--- Task to complete ---
Check each line of the entries below for the string "increase" and state how many lines have it, with no other text.

------------------------------

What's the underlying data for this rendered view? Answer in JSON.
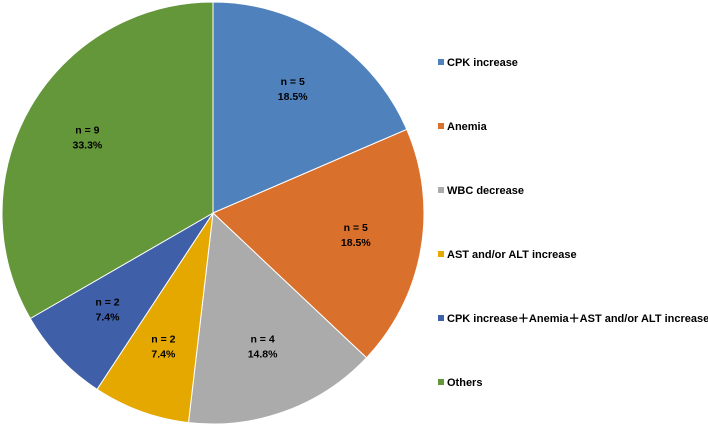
{
  "chart_data": {
    "type": "pie",
    "title": "",
    "start_angle_deg": 0,
    "direction": "clockwise",
    "legend_position": "right",
    "slices": [
      {
        "label": "CPK increase",
        "n_label": "n = 5",
        "pct_label": "18.5%",
        "value": 5,
        "color": "#4F81BD"
      },
      {
        "label": "Anemia",
        "n_label": "n = 5",
        "pct_label": "18.5%",
        "value": 5,
        "color": "#D9702C"
      },
      {
        "label": "WBC decrease",
        "n_label": "n = 4",
        "pct_label": "14.8%",
        "value": 4,
        "color": "#ABABAB"
      },
      {
        "label": "AST and/or ALT increase",
        "n_label": "n = 2",
        "pct_label": "7.4%",
        "value": 2,
        "color": "#E5A800"
      },
      {
        "label": "CPK increase＋Anemia＋AST and/or ALT increase",
        "n_label": "n = 2",
        "pct_label": "7.4%",
        "value": 2,
        "color": "#3F5FA8"
      },
      {
        "label": "Others",
        "n_label": "n = 9",
        "pct_label": "33.3%",
        "value": 9,
        "color": "#64963A"
      }
    ]
  }
}
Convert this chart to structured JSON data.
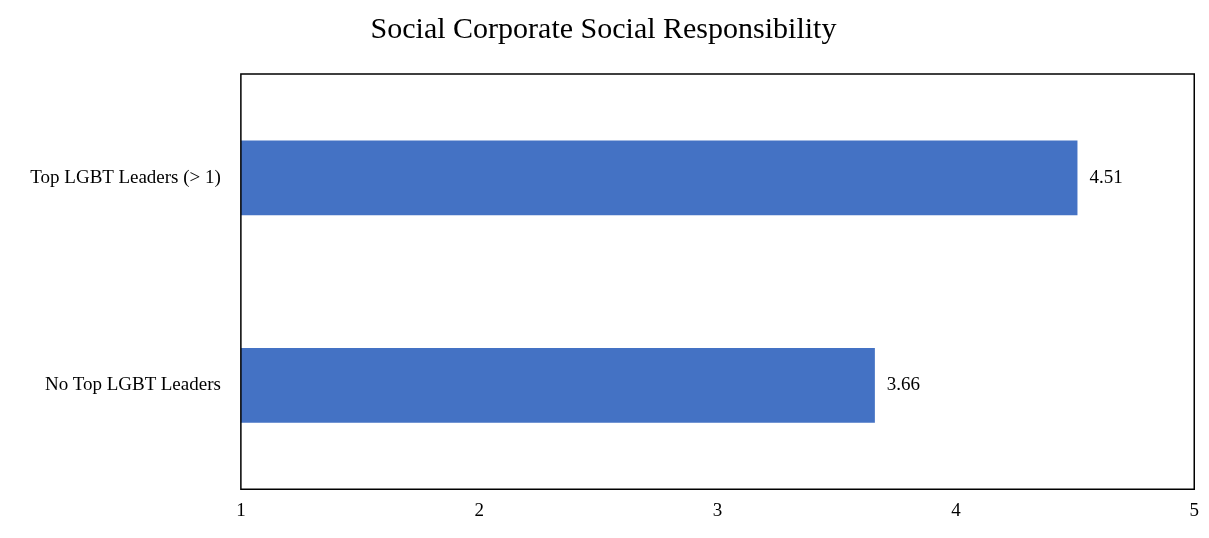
{
  "chart_data": {
    "type": "bar",
    "orientation": "horizontal",
    "title": "Social Corporate Social Responsibility",
    "categories": [
      "Top LGBT Leaders (> 1)",
      "No Top LGBT Leaders"
    ],
    "values": [
      4.51,
      3.66
    ],
    "color": "#4472c4",
    "xlim": [
      1,
      5
    ],
    "xticks": [
      1,
      2,
      3,
      4,
      5
    ],
    "grid": false,
    "legend": false,
    "data_labels": true
  }
}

------------------------------

--- Full solution ---
3